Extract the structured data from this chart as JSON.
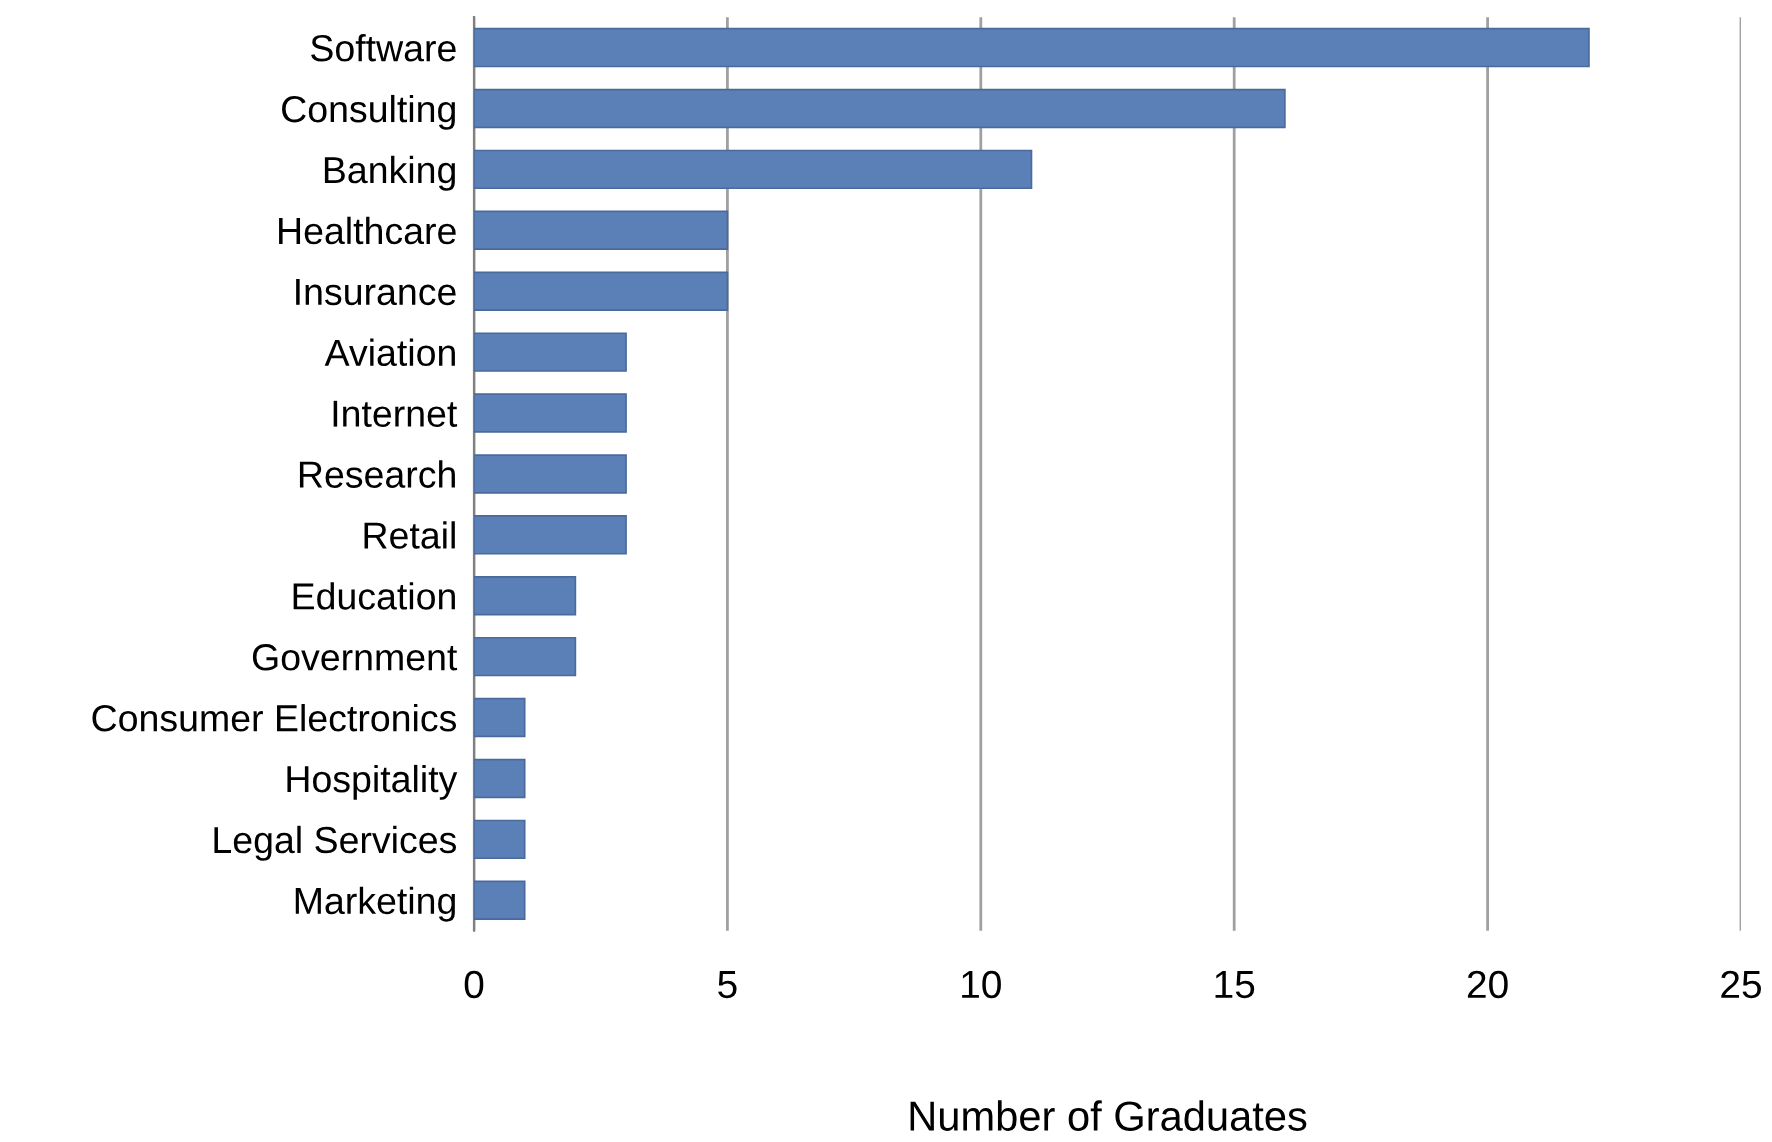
{
  "chart_data": {
    "type": "bar",
    "orientation": "horizontal",
    "xlabel": "Number of Graduates",
    "categories": [
      "Software",
      "Consulting",
      "Banking",
      "Healthcare",
      "Insurance",
      "Aviation",
      "Internet",
      "Research",
      "Retail",
      "Education",
      "Government",
      "Consumer Electronics",
      "Hospitality",
      "Legal Services",
      "Marketing"
    ],
    "values": [
      22,
      16,
      11,
      5,
      5,
      3,
      3,
      3,
      3,
      2,
      2,
      1,
      1,
      1,
      1
    ],
    "color": "#5b80b8",
    "xlim": [
      0,
      25
    ],
    "xticks": [
      0,
      5,
      10,
      15,
      20,
      25
    ],
    "grid": "x",
    "legend": false
  }
}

━━━━━━━━━━

■ WHAT YOU ARE ASKED TO DO ■
Skipping the pictures, transcribe each line above exactly as it appears.

■ EXERCISE ANSWER ■
Extract the structured data from this chart as JSON.
{
  "chart_data": {
    "type": "bar",
    "orientation": "horizontal",
    "xlabel": "Number of Graduates",
    "categories": [
      "Software",
      "Consulting",
      "Banking",
      "Healthcare",
      "Insurance",
      "Aviation",
      "Internet",
      "Research",
      "Retail",
      "Education",
      "Government",
      "Consumer Electronics",
      "Hospitality",
      "Legal Services",
      "Marketing"
    ],
    "values": [
      22,
      16,
      11,
      5,
      5,
      3,
      3,
      3,
      3,
      2,
      2,
      1,
      1,
      1,
      1
    ],
    "color": "#5b80b8",
    "xlim": [
      0,
      25
    ],
    "xticks": [
      0,
      5,
      10,
      15,
      20,
      25
    ],
    "grid": "x",
    "legend": false
  }
}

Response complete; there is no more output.